Written instruction: Read through the data and report every line in which the word "också" occurs.

Supplied data:
•••••
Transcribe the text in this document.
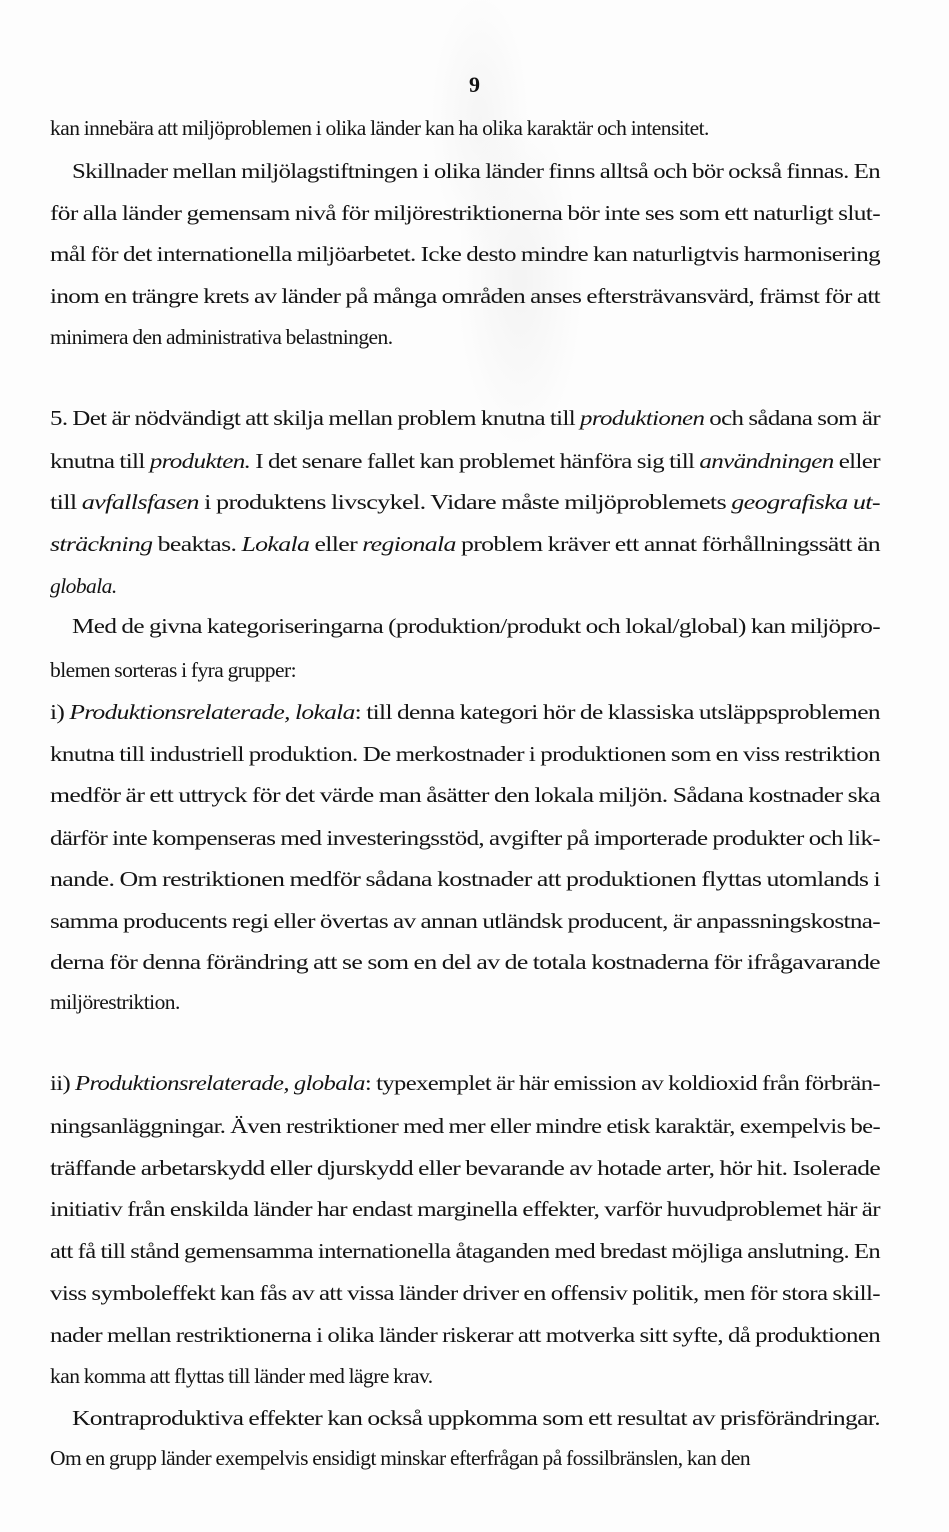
9
kan innebära att miljöproblemen i olika länder kan ha olika karaktär och intensitet.
Skillnader mellan miljölagstiftningen i olika länder finns alltså och bör också finnas. En
för alla länder gemensam nivå för miljörestriktionerna bör inte ses som ett naturligt slut-
mål för det internationella miljöarbetet. Icke desto mindre kan naturligtvis harmonisering
inom en trängre krets av länder på många områden anses eftersträvansvärd, främst för att
minimera den administrativa belastningen.
5. Det är nödvändigt att skilja mellan problem knutna till produktionen och sådana som är
knutna till produkten. I det senare fallet kan problemet hänföra sig till användningen eller
till avfallsfasen i produktens livscykel. Vidare måste miljöproblemets geografiska ut-
sträckning beaktas. Lokala eller regionala problem kräver ett annat förhållningssätt än
globala.
Med de givna kategoriseringarna (produktion/produkt och lokal/global) kan miljöpro-
blemen sorteras i fyra grupper:
i) Produktionsrelaterade, lokala: till denna kategori hör de klassiska utsläppsproblemen
knutna till industriell produktion. De merkostnader i produktionen som en viss restriktion
medför är ett uttryck för det värde man åsätter den lokala miljön. Sådana kostnader ska
därför inte kompenseras med investeringsstöd, avgifter på importerade produkter och lik-
nande. Om restriktionen medför sådana kostnader att produktionen flyttas utomlands i
samma producents regi eller övertas av annan utländsk producent, är anpassningskostna-
derna för denna förändring att se som en del av de totala kostnaderna för ifrågavarande
miljörestriktion.
ii) Produktionsrelaterade, globala: typexemplet är här emission av koldioxid från förbrän-
ningsanläggningar. Även restriktioner med mer eller mindre etisk karaktär, exempelvis be-
träffande arbetarskydd eller djurskydd eller bevarande av hotade arter, hör hit. Isolerade
initiativ från enskilda länder har endast marginella effekter, varför huvudproblemet här är
att få till stånd gemensamma internationella åtaganden med bredast möjliga anslutning. En
viss symboleffekt kan fås av att vissa länder driver en offensiv politik, men för stora skill-
nader mellan restriktionerna i olika länder riskerar att motverka sitt syfte, då produktionen
kan komma att flyttas till länder med lägre krav.
Kontraproduktiva effekter kan också uppkomma som ett resultat av prisförändringar.
Om en grupp länder exempelvis ensidigt minskar efterfrågan på fossilbränslen, kan den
•••••
Solution to the problem:
Skillnader mellan miljölagstiftningen i olika länder finns alltså och bör också finnas. En
Kontraproduktiva effekter kan också uppkomma som ett resultat av prisförändringar.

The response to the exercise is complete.